■ WRITTEN REQUEST ■
Return the lines starting at the one containing "- data-label: 99: [792, 208, 804, 219]" and ending at the one containing "- data-label: 63: [464, 261, 475, 272]", reproducing each line verbatim.
-- start of MATERIAL PROVIDED --
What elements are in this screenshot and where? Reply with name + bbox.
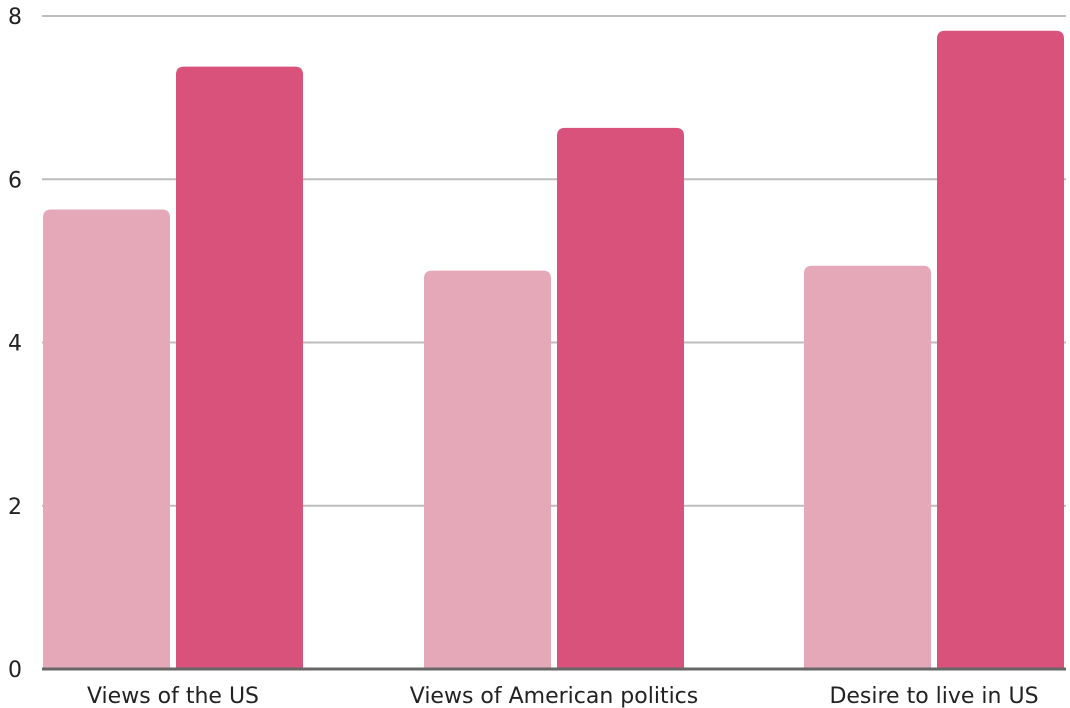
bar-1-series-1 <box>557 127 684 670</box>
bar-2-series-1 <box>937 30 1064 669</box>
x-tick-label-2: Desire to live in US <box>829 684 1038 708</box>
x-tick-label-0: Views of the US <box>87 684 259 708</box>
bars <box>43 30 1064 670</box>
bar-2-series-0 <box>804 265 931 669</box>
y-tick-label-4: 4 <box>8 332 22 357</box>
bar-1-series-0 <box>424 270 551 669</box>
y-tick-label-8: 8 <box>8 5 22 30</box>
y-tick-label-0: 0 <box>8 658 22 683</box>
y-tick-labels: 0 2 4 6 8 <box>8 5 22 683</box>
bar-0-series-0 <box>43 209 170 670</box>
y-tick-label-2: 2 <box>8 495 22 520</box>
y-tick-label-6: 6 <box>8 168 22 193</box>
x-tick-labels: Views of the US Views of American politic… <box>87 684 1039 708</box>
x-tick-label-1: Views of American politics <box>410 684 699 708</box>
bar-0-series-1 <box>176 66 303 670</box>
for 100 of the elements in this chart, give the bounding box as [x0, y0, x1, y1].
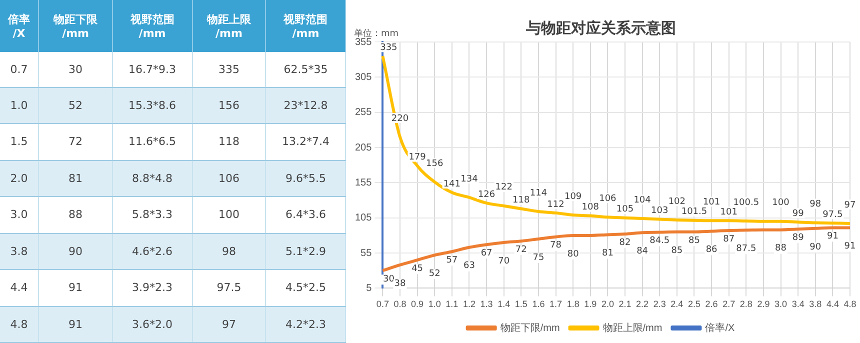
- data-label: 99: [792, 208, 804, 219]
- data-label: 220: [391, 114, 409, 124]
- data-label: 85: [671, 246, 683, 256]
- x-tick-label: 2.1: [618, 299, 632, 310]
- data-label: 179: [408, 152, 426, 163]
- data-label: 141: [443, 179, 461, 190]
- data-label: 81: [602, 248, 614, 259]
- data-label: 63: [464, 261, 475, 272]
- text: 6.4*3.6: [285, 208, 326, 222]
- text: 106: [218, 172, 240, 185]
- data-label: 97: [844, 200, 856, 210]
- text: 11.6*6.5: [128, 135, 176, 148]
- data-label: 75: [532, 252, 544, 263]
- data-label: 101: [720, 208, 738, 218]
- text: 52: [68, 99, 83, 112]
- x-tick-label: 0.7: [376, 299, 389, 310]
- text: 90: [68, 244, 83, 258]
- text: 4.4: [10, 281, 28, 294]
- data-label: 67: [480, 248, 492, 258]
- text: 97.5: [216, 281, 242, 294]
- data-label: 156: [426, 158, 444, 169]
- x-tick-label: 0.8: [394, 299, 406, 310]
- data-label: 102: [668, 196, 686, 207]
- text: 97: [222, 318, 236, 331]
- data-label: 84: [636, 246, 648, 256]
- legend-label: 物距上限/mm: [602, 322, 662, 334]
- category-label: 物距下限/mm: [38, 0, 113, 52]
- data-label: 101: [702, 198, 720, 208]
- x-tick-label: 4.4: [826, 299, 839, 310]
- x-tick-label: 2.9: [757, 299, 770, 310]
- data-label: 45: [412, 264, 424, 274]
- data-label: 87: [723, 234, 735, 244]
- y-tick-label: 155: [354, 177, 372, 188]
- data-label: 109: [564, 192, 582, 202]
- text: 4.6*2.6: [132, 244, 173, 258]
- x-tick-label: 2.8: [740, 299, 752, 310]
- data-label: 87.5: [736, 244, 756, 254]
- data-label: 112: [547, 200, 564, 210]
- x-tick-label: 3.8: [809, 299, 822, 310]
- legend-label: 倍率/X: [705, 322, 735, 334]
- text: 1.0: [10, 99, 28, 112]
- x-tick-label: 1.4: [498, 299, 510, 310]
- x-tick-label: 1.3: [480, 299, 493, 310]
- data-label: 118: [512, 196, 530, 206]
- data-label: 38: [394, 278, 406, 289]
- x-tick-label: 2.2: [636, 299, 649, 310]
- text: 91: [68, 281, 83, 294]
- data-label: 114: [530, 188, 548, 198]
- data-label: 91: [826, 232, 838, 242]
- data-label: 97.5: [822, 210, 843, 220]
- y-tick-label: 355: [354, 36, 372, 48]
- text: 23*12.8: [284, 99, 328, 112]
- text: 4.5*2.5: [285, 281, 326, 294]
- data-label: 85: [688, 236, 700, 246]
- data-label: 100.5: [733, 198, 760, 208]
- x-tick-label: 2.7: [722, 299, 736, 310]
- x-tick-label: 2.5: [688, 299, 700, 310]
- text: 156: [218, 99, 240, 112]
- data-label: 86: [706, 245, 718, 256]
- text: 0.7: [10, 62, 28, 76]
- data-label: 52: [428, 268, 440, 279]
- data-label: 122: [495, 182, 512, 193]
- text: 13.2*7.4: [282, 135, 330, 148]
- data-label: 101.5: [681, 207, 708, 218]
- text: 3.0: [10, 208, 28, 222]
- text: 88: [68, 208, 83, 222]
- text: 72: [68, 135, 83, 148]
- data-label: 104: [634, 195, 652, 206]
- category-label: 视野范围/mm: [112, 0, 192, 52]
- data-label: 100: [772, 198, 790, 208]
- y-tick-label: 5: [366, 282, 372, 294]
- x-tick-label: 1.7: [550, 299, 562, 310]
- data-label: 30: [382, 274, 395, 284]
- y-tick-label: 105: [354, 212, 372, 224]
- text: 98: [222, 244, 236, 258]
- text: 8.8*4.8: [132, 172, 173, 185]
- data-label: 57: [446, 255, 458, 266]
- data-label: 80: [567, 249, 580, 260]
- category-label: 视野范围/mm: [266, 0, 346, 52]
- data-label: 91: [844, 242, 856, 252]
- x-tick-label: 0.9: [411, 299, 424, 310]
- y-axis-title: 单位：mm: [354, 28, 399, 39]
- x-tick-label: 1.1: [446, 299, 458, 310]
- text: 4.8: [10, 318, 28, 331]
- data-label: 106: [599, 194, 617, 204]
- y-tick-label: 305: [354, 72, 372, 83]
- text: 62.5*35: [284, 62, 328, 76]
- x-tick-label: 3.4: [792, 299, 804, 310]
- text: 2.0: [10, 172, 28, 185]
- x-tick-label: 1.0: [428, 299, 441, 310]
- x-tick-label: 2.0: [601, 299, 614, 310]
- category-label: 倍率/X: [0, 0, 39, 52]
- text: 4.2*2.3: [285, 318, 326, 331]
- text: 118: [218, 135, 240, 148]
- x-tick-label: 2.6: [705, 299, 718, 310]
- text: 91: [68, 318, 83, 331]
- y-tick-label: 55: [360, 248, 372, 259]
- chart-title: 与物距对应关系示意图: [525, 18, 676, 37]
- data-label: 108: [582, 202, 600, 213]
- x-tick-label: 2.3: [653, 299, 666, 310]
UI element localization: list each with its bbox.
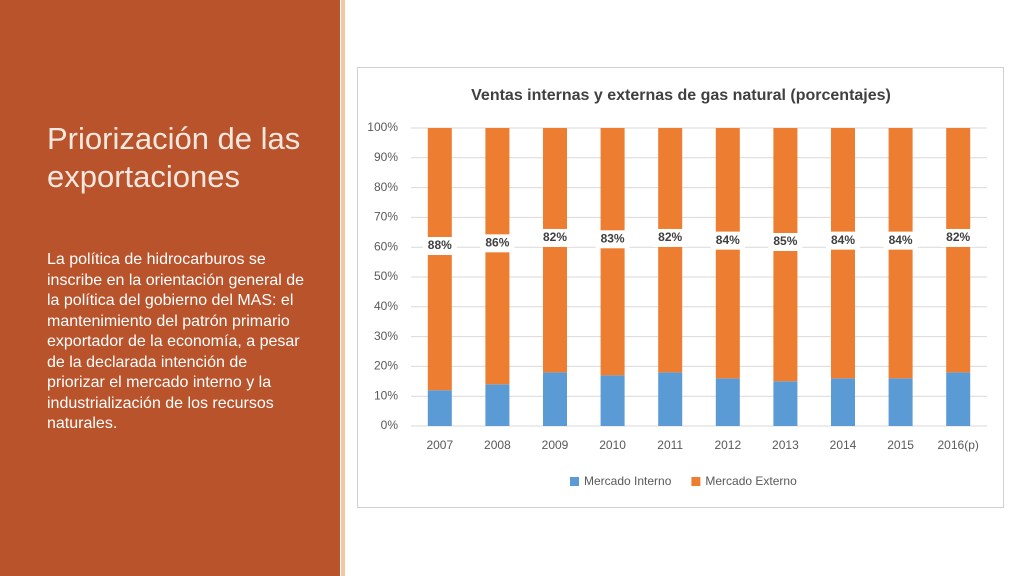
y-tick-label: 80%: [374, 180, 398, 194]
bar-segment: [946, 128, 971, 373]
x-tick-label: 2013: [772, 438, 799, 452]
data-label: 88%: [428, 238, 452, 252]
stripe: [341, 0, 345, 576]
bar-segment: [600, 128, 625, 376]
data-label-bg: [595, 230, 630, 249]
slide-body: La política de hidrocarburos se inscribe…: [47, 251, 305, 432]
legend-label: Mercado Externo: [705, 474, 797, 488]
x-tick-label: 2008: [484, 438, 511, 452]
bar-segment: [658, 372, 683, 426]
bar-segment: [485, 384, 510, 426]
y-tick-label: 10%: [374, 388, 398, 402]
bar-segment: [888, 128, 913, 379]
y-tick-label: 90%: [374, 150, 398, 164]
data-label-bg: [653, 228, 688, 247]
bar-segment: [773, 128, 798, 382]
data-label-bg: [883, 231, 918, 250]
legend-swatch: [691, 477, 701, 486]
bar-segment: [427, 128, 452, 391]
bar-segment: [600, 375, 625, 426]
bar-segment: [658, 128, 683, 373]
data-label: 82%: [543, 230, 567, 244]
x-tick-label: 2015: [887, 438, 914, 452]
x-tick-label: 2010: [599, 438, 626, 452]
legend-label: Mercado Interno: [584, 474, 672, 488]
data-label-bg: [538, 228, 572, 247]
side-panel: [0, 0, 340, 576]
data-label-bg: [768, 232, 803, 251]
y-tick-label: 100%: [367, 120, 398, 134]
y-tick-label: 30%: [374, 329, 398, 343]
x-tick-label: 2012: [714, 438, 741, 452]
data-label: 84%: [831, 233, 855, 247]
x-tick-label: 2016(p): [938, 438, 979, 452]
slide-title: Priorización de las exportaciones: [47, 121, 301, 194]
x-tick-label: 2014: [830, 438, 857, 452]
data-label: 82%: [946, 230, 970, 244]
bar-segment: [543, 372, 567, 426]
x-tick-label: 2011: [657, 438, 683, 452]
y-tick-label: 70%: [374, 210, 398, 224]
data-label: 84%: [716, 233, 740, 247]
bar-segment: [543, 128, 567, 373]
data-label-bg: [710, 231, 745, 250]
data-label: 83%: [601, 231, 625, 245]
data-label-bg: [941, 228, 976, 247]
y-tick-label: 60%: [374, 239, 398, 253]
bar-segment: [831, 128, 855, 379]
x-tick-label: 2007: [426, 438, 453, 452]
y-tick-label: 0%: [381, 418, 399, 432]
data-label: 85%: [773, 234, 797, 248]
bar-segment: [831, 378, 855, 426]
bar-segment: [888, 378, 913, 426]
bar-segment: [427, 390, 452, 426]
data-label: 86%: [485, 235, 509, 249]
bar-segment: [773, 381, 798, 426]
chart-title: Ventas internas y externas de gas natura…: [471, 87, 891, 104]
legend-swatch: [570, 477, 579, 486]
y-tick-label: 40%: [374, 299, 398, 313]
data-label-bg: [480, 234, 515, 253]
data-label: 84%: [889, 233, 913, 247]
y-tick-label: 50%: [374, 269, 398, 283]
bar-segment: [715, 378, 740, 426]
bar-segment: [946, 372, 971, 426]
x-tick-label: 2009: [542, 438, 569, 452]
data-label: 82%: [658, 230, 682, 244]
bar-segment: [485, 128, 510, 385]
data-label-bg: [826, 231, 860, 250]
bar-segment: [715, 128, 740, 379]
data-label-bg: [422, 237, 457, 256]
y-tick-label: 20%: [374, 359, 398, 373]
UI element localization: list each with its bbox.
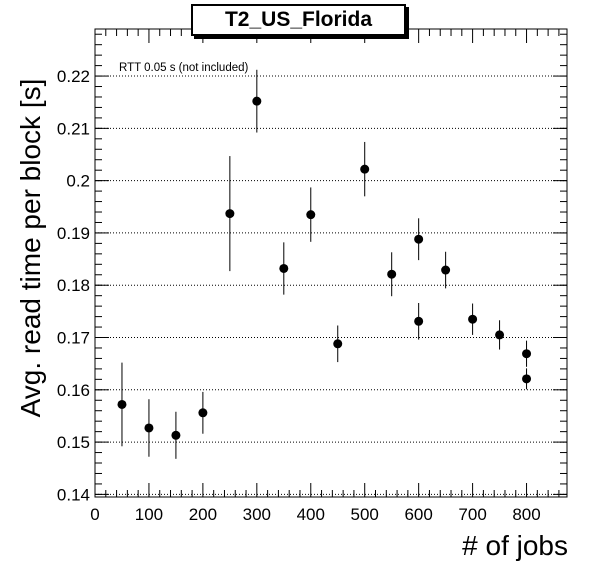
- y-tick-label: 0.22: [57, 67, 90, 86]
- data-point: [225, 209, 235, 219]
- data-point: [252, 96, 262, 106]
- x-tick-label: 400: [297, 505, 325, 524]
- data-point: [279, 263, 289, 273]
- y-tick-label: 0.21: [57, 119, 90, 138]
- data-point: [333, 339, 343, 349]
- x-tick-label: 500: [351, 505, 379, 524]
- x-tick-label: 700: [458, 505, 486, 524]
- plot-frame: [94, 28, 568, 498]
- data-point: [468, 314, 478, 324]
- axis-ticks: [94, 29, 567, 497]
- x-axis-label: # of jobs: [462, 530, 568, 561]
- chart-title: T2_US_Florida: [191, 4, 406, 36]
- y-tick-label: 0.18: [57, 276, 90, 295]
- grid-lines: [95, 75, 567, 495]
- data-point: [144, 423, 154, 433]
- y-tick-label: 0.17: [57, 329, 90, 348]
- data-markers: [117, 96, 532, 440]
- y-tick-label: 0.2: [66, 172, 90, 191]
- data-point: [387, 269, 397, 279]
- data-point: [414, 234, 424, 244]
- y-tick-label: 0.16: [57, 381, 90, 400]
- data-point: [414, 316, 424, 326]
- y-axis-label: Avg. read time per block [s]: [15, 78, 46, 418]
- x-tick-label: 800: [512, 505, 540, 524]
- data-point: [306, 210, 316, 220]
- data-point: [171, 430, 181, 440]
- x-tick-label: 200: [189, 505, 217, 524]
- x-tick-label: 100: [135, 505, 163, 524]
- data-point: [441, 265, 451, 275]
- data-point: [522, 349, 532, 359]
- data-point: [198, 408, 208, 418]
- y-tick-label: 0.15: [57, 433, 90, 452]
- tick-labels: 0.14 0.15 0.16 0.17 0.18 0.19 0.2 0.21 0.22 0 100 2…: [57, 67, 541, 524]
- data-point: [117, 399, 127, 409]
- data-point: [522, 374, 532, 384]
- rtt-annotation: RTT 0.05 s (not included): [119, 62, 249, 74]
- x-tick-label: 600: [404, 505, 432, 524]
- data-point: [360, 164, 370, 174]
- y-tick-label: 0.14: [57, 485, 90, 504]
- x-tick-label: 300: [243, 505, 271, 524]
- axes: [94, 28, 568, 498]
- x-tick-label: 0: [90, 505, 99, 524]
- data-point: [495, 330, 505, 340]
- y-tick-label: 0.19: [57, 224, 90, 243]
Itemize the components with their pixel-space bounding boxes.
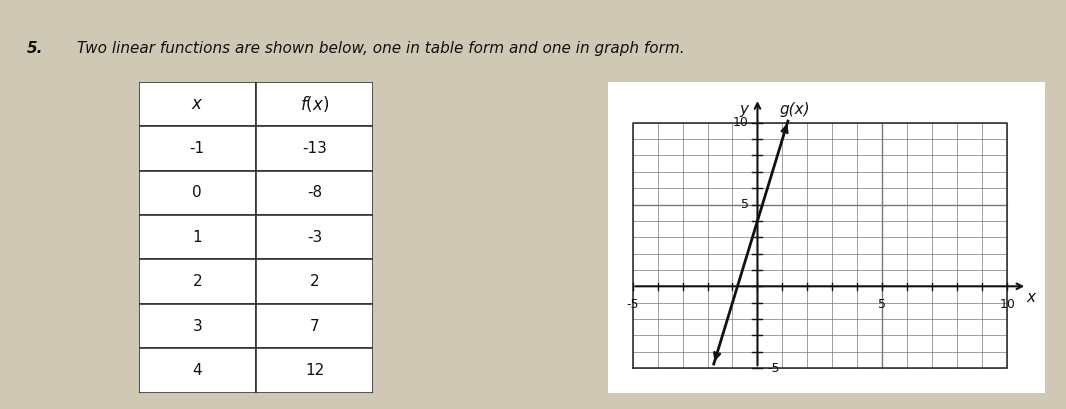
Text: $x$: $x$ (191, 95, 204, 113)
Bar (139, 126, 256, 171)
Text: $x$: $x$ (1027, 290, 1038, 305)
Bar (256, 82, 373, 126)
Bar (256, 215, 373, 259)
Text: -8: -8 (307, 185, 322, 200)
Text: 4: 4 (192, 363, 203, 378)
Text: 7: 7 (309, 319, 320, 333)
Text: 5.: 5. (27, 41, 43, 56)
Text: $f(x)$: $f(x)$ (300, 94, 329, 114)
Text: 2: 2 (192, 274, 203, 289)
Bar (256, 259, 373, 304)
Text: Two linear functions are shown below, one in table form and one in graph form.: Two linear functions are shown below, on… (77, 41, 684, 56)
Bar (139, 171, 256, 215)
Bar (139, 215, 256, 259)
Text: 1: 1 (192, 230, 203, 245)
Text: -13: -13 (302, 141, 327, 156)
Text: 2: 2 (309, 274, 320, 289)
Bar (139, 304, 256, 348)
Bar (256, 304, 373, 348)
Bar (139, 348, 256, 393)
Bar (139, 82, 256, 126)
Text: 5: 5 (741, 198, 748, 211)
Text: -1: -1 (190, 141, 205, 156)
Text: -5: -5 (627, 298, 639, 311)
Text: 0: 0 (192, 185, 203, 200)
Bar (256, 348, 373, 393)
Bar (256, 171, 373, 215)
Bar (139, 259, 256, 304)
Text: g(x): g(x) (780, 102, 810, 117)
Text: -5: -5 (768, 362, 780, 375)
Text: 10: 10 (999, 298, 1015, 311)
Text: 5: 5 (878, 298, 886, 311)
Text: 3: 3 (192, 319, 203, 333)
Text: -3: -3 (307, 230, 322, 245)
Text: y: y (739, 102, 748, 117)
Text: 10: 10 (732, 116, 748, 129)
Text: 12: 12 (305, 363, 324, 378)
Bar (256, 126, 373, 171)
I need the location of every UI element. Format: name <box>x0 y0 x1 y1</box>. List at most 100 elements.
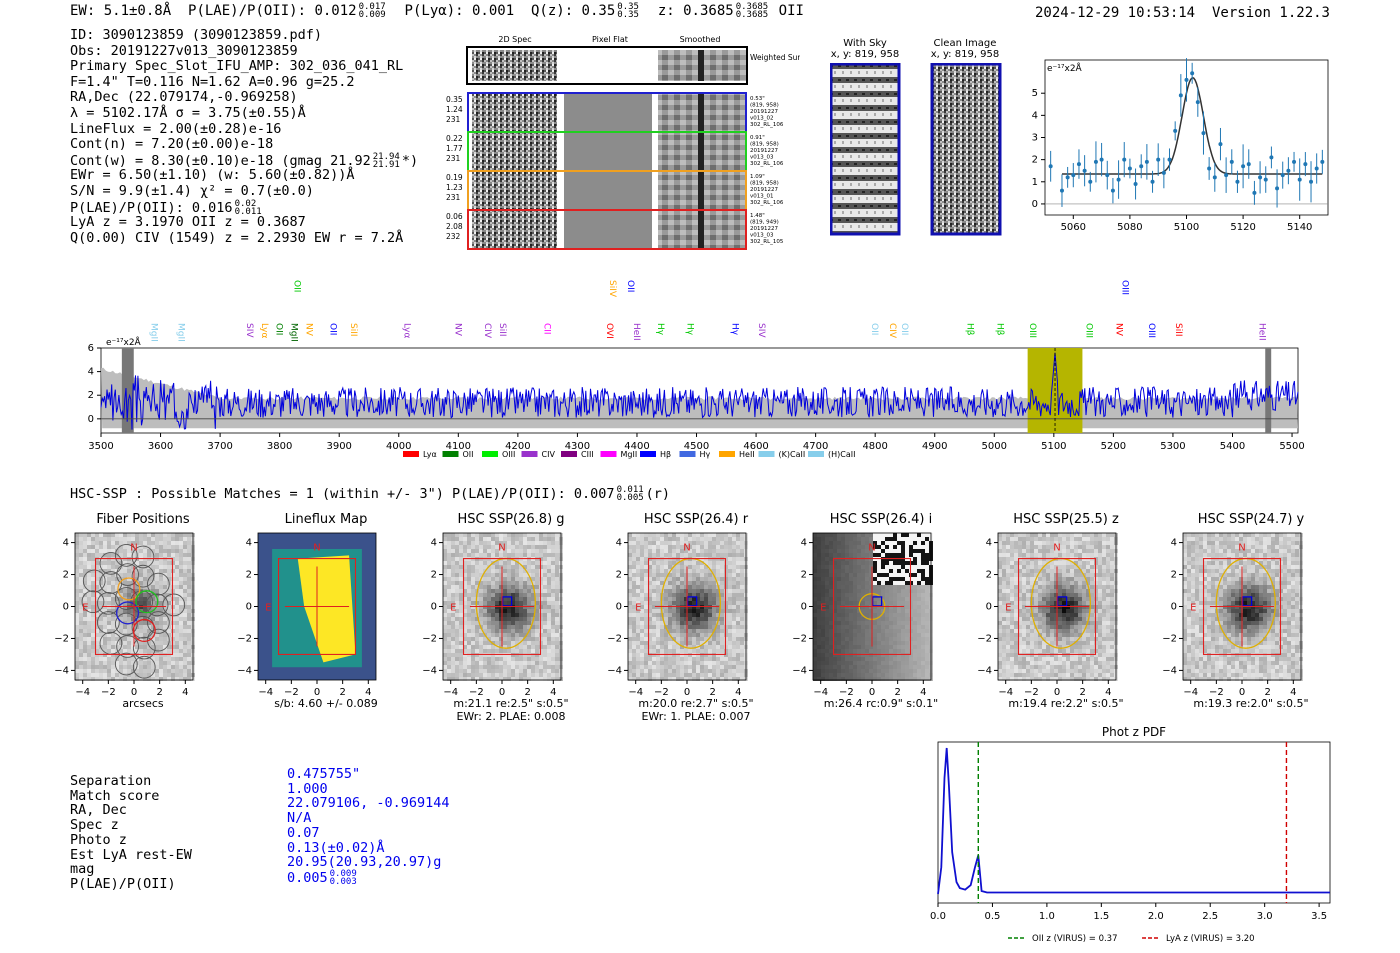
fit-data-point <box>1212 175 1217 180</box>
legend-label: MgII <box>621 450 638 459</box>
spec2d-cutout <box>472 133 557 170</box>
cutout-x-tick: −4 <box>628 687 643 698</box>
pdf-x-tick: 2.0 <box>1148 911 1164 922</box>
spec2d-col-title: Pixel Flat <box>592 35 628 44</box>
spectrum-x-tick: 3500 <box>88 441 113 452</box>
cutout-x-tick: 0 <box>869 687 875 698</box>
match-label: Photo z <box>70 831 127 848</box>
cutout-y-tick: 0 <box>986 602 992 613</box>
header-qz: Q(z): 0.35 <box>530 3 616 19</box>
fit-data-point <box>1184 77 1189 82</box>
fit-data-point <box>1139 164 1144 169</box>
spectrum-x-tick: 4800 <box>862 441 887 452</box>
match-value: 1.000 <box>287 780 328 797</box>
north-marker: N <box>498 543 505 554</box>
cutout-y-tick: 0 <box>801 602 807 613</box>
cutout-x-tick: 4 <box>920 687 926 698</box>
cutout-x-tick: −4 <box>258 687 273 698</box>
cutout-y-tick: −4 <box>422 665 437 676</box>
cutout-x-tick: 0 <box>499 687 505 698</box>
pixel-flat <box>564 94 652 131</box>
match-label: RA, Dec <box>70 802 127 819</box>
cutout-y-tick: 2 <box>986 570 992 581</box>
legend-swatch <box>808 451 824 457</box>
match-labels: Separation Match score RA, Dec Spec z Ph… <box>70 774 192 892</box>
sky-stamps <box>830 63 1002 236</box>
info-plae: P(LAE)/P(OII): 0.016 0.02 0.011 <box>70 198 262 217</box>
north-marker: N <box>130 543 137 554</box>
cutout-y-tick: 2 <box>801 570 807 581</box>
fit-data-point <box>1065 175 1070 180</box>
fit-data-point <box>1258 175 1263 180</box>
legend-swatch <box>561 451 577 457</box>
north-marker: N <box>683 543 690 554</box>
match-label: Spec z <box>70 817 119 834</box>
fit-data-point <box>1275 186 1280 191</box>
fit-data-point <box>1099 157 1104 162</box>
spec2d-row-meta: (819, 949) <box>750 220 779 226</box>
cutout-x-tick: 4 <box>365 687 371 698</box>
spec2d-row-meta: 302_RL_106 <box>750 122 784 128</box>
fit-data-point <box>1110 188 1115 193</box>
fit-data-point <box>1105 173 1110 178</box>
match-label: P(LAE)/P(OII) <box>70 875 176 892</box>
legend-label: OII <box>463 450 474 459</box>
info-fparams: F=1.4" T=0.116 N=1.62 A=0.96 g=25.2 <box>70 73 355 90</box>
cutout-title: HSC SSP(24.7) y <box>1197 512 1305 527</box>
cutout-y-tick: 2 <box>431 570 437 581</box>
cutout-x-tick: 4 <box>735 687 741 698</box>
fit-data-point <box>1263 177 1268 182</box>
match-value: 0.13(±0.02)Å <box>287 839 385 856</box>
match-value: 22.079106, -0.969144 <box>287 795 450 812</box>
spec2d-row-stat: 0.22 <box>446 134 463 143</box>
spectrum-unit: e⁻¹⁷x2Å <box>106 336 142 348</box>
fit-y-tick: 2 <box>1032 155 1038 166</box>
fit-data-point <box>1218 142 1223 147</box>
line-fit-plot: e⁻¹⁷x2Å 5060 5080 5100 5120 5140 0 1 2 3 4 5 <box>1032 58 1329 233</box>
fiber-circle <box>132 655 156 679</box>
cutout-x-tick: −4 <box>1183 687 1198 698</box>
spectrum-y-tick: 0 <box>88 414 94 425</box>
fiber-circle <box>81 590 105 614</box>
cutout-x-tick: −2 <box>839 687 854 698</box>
-- end of MATERIAL PROVIDED --
■ SOLUTION BELOW ■
- data-label: 99: [792, 208, 804, 219]
- data-label: 220: [391, 114, 409, 124]
- data-label: 85: [671, 246, 683, 256]
- x-tick-label: 2.1: [618, 299, 632, 310]
- data-label: 179: [408, 152, 426, 163]
- data-label: 141: [443, 179, 461, 190]
- data-label: 81: [602, 248, 614, 259]
- data-label: 63: [464, 261, 475, 272]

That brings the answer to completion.